**Exercise description**
Filter the data below for the string "zenith" and copy each matching line.

**Data for this exercise**
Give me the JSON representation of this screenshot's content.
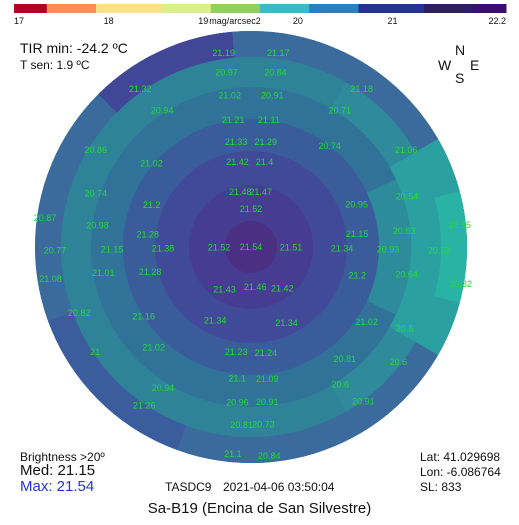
{
  "colorbar": {
    "min": 17,
    "max": 22.2,
    "unit_label": "mag/arcsec2",
    "tick_labels": [
      "17",
      "18",
      "19",
      "20",
      "21",
      "22.2"
    ],
    "tick_values": [
      17,
      18,
      19,
      20,
      21,
      22.2
    ]
  },
  "top_left": {
    "tir_min": "TIR min: -24.2 ºC",
    "t_sen": "T sen: 1.9 ºC"
  },
  "compass": {
    "n": "N",
    "w": "W",
    "e": "E",
    "s": "S"
  },
  "bottom_left": {
    "brightness_label": "Brightness >20º",
    "med": "Med: 21.15",
    "max": "Max: 21.54"
  },
  "bottom_right": {
    "lat": "Lat: 41.029698",
    "lon": "Lon: -6.086764",
    "sl": "SL:  833"
  },
  "footer": {
    "device": "TASDC9",
    "datetime": "2021-04-06  03:50:04",
    "site": "Sa-B19 (Encina de San Silvestre)"
  },
  "chart_data": {
    "type": "heatmap",
    "projection": "polar sky map (zenith at center)",
    "unit": "mag/arcsec2",
    "color_scale": [
      "#b40426",
      "#fc8d59",
      "#fee08b",
      "#d9ef8b",
      "#91cf60",
      "#41b6c4",
      "#2c7fb8",
      "#253494",
      "#2d1e5c",
      "#3b0f70"
    ],
    "zenith": {
      "value": 21.54
    },
    "rings": [
      {
        "label_values": [
          21.52,
          21.51,
          21.47,
          21.42,
          21.46,
          21.43,
          21.52,
          21.38,
          21.48
        ],
        "color": "#4a3f96"
      },
      {
        "label_values": [
          21.4,
          21.29,
          21.15,
          21.34,
          21.2,
          21.42,
          21.34,
          21.23,
          21.34,
          21.16,
          21.28,
          21.15,
          21.28,
          21.2,
          21.33,
          21.42
        ],
        "color": "#3f4e9b"
      },
      {
        "label_values": [
          21.11,
          20.95,
          20.93,
          21.02,
          21.24,
          21.09,
          21.1,
          21.02,
          21.01,
          20.98,
          21.02,
          21.21
        ],
        "color": "#37679d"
      },
      {
        "label_values": [
          20.91,
          20.74,
          20.63,
          20.64,
          20.81,
          20.91,
          20.96,
          20.94,
          20.82,
          20.77,
          20.74,
          20.94,
          21.02
        ],
        "color": "#2f7c9c"
      },
      {
        "label_values": [
          20.84,
          20.71,
          20.54,
          20.23,
          20.63,
          20.6,
          20.73,
          20.81,
          21.0,
          21.08,
          20.87,
          20.86,
          20.97
        ],
        "color": "#2a8f98"
      },
      {
        "label_values": [
          21.17,
          21.18,
          21.08,
          20.55,
          20.32,
          20.5,
          20.91,
          20.84,
          21.1,
          21.26,
          21.32,
          21.19
        ],
        "color": "#3a6f9a"
      }
    ],
    "labels": [
      {
        "v": "21.19",
        "r": 196,
        "a": 98
      },
      {
        "v": "21.17",
        "r": 196,
        "a": 82
      },
      {
        "v": "20.97",
        "r": 176,
        "a": 98
      },
      {
        "v": "20.84",
        "r": 176,
        "a": 82
      },
      {
        "v": "21.32",
        "r": 193,
        "a": 125
      },
      {
        "v": "21.18",
        "r": 193,
        "a": 55
      },
      {
        "v": "21.02",
        "r": 153,
        "a": 98
      },
      {
        "v": "20.91",
        "r": 153,
        "a": 82
      },
      {
        "v": "20.94",
        "r": 163,
        "a": 123
      },
      {
        "v": "20.71",
        "r": 163,
        "a": 57
      },
      {
        "v": "21.21",
        "r": 128,
        "a": 98
      },
      {
        "v": "21.11",
        "r": 128,
        "a": 82
      },
      {
        "v": "20.86",
        "r": 183,
        "a": 148
      },
      {
        "v": "20.74",
        "r": 128,
        "a": 52
      },
      {
        "v": "21.06",
        "r": 183,
        "a": 32
      },
      {
        "v": "21.02",
        "r": 130,
        "a": 140
      },
      {
        "v": "21.33",
        "r": 106,
        "a": 98
      },
      {
        "v": "21.29",
        "r": 106,
        "a": 82
      },
      {
        "v": "20.74",
        "r": 164,
        "a": 161
      },
      {
        "v": "21.2",
        "r": 108,
        "a": 157
      },
      {
        "v": "21.42",
        "r": 86,
        "a": 99
      },
      {
        "v": "21.4",
        "r": 86,
        "a": 81
      },
      {
        "v": "20.95",
        "r": 114,
        "a": 22
      },
      {
        "v": "20.54",
        "r": 164,
        "a": 18
      },
      {
        "v": "20.87",
        "r": 208,
        "a": 172
      },
      {
        "v": "20.98",
        "r": 155,
        "a": 172
      },
      {
        "v": "21.28",
        "r": 104,
        "a": 173
      },
      {
        "v": "21.48",
        "r": 56,
        "a": 101
      },
      {
        "v": "21.52",
        "r": 38,
        "a": 90
      },
      {
        "v": "21.47",
        "r": 56,
        "a": 80
      },
      {
        "v": "21.15",
        "r": 107,
        "a": 7
      },
      {
        "v": "20.63",
        "r": 154,
        "a": 6
      },
      {
        "v": "20.55",
        "r": 210,
        "a": 6
      },
      {
        "v": "20.77",
        "r": 196,
        "a": 181
      },
      {
        "v": "21.15",
        "r": 139,
        "a": 181
      },
      {
        "v": "21.38",
        "r": 88,
        "a": 181
      },
      {
        "v": "21.52",
        "r": 32,
        "a": 181
      },
      {
        "v": "21.54",
        "r": 0,
        "a": 0
      },
      {
        "v": "21.51",
        "r": 40,
        "a": -1
      },
      {
        "v": "21.34",
        "r": 91,
        "a": -1
      },
      {
        "v": "20.93",
        "r": 137,
        "a": -1
      },
      {
        "v": "20.23",
        "r": 188,
        "a": -1
      },
      {
        "v": "21.08",
        "r": 203,
        "a": 189
      },
      {
        "v": "21.01",
        "r": 150,
        "a": 190
      },
      {
        "v": "21.28",
        "r": 104,
        "a": 194
      },
      {
        "v": "21.43",
        "r": 50,
        "a": 238
      },
      {
        "v": "21.46",
        "r": 40,
        "a": 276
      },
      {
        "v": "21.42",
        "r": 52,
        "a": 307
      },
      {
        "v": "21.2",
        "r": 110,
        "a": 345
      },
      {
        "v": "20.64",
        "r": 158,
        "a": 350
      },
      {
        "v": "20.32",
        "r": 213,
        "a": 350
      },
      {
        "v": "20.82",
        "r": 184,
        "a": 201
      },
      {
        "v": "21.16",
        "r": 128,
        "a": 213
      },
      {
        "v": "21.34",
        "r": 82,
        "a": 244
      },
      {
        "v": "21.34",
        "r": 84,
        "a": 295
      },
      {
        "v": "21.02",
        "r": 138,
        "a": 327
      },
      {
        "v": "20.5",
        "r": 174,
        "a": 332
      },
      {
        "v": "21.23",
        "r": 106,
        "a": 262
      },
      {
        "v": "21.24",
        "r": 107,
        "a": 278
      },
      {
        "v": "21.02",
        "r": 140,
        "a": 226
      },
      {
        "v": "21",
        "r": 188,
        "a": 214
      },
      {
        "v": "21.1",
        "r": 132,
        "a": 264
      },
      {
        "v": "21.09",
        "r": 133,
        "a": 277
      },
      {
        "v": "20.81",
        "r": 146,
        "a": 310
      },
      {
        "v": "20.6",
        "r": 187,
        "a": 322
      },
      {
        "v": "20.94",
        "r": 166,
        "a": 238
      },
      {
        "v": "20.96",
        "r": 156,
        "a": 265
      },
      {
        "v": "20.91",
        "r": 156,
        "a": 276
      },
      {
        "v": "20.6",
        "r": 164,
        "a": 303
      },
      {
        "v": "21.26",
        "r": 191,
        "a": 236
      },
      {
        "v": "20.81",
        "r": 178,
        "a": 267
      },
      {
        "v": "20.73",
        "r": 178,
        "a": 274
      },
      {
        "v": "20.91",
        "r": 191,
        "a": 306
      },
      {
        "v": "21.1",
        "r": 208,
        "a": 265
      },
      {
        "v": "20.84",
        "r": 210,
        "a": 275
      }
    ]
  }
}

**Full response**
    "projection": "polar sky map (zenith at center)",
    "zenith": {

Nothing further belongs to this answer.